To be done:
Each line below should be reproduced without any alteration.

******

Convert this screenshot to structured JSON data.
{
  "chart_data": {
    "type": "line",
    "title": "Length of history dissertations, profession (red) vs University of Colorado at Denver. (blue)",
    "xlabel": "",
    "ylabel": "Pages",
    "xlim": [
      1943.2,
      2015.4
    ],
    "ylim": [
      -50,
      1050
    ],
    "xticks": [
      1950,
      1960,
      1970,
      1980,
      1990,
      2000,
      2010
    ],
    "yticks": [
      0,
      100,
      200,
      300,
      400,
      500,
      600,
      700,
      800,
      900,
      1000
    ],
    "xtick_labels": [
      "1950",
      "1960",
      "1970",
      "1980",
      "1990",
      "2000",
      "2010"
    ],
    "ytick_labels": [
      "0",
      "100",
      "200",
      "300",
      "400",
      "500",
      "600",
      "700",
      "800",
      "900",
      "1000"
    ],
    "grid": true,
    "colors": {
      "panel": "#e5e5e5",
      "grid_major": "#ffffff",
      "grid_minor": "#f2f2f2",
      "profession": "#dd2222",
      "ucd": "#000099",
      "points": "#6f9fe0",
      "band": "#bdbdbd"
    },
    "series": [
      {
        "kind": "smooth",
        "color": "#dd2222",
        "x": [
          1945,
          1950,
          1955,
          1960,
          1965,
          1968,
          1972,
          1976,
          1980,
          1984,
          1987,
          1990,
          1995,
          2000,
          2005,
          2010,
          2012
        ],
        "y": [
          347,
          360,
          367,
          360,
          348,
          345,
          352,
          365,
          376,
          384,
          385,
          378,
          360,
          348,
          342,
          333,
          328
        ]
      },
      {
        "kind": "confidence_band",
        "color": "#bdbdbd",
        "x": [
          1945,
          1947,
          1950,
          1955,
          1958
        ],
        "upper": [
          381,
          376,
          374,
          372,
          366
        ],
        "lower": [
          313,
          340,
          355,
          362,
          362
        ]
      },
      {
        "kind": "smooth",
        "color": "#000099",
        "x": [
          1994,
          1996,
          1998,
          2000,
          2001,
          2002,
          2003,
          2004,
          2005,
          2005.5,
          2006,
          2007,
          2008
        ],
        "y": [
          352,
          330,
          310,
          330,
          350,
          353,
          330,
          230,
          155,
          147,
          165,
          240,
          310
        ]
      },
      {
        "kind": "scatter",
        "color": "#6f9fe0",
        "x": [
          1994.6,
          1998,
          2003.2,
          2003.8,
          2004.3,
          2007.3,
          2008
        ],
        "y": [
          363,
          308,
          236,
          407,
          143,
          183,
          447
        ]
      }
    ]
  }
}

******

Written response:
Convert this screenshot to structured JSON data.
{
  "chart_data": {
    "type": "line",
    "title": "Length of history dissertations, profession (red) vs University of Colorado at Denver. (blue)",
    "xlabel": "",
    "ylabel": "Pages",
    "xlim": [
      1943.2,
      2015.4
    ],
    "ylim": [
      -50,
      1050
    ],
    "xticks": [
      1950,
      1960,
      1970,
      1980,
      1990,
      2000,
      2010
    ],
    "yticks": [
      0,
      100,
      200,
      300,
      400,
      500,
      600,
      700,
      800,
      900,
      1000
    ],
    "xtick_labels": [
      "1950",
      "1960",
      "1970",
      "1980",
      "1990",
      "2000",
      "2010"
    ],
    "ytick_labels": [
      "0",
      "100",
      "200",
      "300",
      "400",
      "500",
      "600",
      "700",
      "800",
      "900",
      "1000"
    ],
    "grid": true,
    "colors": {
      "panel": "#e5e5e5",
      "grid_major": "#ffffff",
      "grid_minor": "#f2f2f2",
      "profession": "#dd2222",
      "ucd": "#000099",
      "points": "#6f9fe0",
      "band": "#bdbdbd"
    },
    "series": [
      {
        "kind": "smooth",
        "color": "#dd2222",
        "x": [
          1945,
          1950,
          1955,
          1960,
          1965,
          1968,
          1972,
          1976,
          1980,
          1984,
          1987,
          1990,
          1995,
          2000,
          2005,
          2010,
          2012
        ],
        "y": [
          347,
          360,
          367,
          360,
          348,
          345,
          352,
          365,
          376,
          384,
          385,
          378,
          360,
          348,
          342,
          333,
          328
        ]
      },
      {
        "kind": "confidence_band",
        "color": "#bdbdbd",
        "x": [
          1945,
          1947,
          1950,
          1955,
          1958
        ],
        "upper": [
          381,
          376,
          374,
          372,
          366
        ],
        "lower": [
          313,
          340,
          355,
          362,
          362
        ]
      },
      {
        "kind": "smooth",
        "color": "#000099",
        "x": [
          1994,
          1996,
          1998,
          2000,
          2001,
          2002,
          2003,
          2004,
          2005,
          2005.5,
          2006,
          2007,
          2008
        ],
        "y": [
          352,
          330,
          310,
          330,
          350,
          353,
          330,
          230,
          155,
          147,
          165,
          240,
          310
        ]
      },
      {
        "kind": "scatter",
        "color": "#6f9fe0",
        "x": [
          1994.6,
          1998,
          2003.2,
          2003.8,
          2004.3,
          2007.3,
          2008
        ],
        "y": [
          363,
          308,
          236,
          407,
          143,
          183,
          447
        ]
      }
    ]
  }
}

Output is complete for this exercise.